Figure content listings
— start —

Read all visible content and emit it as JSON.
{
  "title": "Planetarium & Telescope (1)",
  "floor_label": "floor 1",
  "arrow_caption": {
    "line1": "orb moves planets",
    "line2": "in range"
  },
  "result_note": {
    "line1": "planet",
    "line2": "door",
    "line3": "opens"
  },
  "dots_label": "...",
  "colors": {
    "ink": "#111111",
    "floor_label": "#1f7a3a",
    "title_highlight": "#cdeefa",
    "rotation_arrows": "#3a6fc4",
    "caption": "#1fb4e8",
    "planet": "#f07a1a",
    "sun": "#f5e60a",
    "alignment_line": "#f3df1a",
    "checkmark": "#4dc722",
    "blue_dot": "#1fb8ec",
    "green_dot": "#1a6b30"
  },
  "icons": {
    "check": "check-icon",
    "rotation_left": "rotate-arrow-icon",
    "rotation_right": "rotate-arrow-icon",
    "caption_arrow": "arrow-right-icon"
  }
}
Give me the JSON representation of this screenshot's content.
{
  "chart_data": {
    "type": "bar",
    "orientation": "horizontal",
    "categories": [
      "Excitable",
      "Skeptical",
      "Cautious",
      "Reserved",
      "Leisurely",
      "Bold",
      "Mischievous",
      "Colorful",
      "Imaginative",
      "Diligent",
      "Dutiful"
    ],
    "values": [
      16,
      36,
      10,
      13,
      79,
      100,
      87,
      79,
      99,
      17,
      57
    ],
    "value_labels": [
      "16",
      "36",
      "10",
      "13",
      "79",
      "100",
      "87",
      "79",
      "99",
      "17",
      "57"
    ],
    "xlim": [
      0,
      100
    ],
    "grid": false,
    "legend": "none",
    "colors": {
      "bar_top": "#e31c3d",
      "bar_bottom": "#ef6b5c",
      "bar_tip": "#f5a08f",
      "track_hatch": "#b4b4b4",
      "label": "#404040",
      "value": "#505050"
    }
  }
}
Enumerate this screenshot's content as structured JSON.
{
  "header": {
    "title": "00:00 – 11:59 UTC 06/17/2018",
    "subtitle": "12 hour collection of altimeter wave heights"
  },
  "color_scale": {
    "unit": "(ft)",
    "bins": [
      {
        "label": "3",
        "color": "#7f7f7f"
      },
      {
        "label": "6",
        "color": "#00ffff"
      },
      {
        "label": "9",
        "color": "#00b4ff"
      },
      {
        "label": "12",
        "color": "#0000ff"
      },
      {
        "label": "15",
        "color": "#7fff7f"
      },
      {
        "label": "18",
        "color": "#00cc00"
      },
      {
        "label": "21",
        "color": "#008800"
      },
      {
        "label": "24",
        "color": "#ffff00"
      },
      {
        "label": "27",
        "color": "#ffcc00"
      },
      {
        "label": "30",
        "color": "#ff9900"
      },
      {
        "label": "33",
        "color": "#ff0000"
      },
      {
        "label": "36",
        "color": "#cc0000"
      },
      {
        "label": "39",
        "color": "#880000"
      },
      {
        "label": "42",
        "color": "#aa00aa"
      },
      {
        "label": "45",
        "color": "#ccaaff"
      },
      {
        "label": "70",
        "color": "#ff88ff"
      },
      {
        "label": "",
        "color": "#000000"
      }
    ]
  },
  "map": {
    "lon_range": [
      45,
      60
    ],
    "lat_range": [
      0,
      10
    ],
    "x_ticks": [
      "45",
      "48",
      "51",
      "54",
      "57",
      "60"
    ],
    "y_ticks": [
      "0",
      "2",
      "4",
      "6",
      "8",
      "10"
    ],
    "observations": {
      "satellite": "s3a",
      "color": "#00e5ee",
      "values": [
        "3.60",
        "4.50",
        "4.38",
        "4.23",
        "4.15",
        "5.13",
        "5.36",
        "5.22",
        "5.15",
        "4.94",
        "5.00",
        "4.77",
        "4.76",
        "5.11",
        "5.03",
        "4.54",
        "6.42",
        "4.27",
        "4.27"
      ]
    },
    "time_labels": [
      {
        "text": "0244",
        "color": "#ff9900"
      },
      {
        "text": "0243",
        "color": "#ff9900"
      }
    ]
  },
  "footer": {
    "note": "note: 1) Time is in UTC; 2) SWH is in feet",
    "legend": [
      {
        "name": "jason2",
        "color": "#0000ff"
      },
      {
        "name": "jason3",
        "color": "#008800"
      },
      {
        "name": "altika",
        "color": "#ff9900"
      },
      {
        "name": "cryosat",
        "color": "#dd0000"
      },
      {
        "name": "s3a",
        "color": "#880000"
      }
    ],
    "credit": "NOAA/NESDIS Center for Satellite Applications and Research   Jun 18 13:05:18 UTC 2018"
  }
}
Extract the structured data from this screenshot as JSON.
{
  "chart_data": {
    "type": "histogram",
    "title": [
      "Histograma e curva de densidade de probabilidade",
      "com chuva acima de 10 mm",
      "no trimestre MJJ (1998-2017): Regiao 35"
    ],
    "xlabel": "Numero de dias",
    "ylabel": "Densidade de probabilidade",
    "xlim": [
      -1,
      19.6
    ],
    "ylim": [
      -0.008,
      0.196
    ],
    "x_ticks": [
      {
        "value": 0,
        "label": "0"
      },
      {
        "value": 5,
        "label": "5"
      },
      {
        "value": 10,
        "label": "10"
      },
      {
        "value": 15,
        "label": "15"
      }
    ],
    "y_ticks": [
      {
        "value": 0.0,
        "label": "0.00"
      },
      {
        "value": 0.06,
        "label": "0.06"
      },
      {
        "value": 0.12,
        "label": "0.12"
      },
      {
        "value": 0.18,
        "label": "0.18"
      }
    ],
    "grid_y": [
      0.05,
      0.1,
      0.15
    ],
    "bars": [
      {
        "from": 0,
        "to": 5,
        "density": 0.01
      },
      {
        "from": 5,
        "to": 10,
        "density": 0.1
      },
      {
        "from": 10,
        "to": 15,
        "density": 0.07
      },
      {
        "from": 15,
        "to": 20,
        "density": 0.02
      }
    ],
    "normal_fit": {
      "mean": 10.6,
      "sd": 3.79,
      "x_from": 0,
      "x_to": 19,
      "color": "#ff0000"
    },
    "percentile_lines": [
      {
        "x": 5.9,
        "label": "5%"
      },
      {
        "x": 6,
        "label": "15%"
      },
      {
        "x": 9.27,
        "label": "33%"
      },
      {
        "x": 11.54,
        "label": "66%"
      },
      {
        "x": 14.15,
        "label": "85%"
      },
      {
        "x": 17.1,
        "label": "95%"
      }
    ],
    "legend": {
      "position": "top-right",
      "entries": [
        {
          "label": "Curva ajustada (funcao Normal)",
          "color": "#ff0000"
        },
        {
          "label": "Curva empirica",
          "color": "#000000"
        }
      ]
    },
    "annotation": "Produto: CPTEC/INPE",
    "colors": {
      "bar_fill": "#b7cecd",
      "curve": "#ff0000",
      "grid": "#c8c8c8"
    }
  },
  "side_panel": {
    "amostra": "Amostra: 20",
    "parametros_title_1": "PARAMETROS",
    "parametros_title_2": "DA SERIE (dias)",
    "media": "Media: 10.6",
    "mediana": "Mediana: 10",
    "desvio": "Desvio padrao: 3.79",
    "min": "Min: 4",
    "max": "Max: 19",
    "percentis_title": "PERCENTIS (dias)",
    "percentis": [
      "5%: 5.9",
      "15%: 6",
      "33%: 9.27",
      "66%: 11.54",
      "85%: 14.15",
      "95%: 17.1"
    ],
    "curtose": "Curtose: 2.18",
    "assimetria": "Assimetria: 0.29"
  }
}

— end —

* Challenge *
State how many lines include the string "structured", and nothing more.

* Solution for this exercise *
2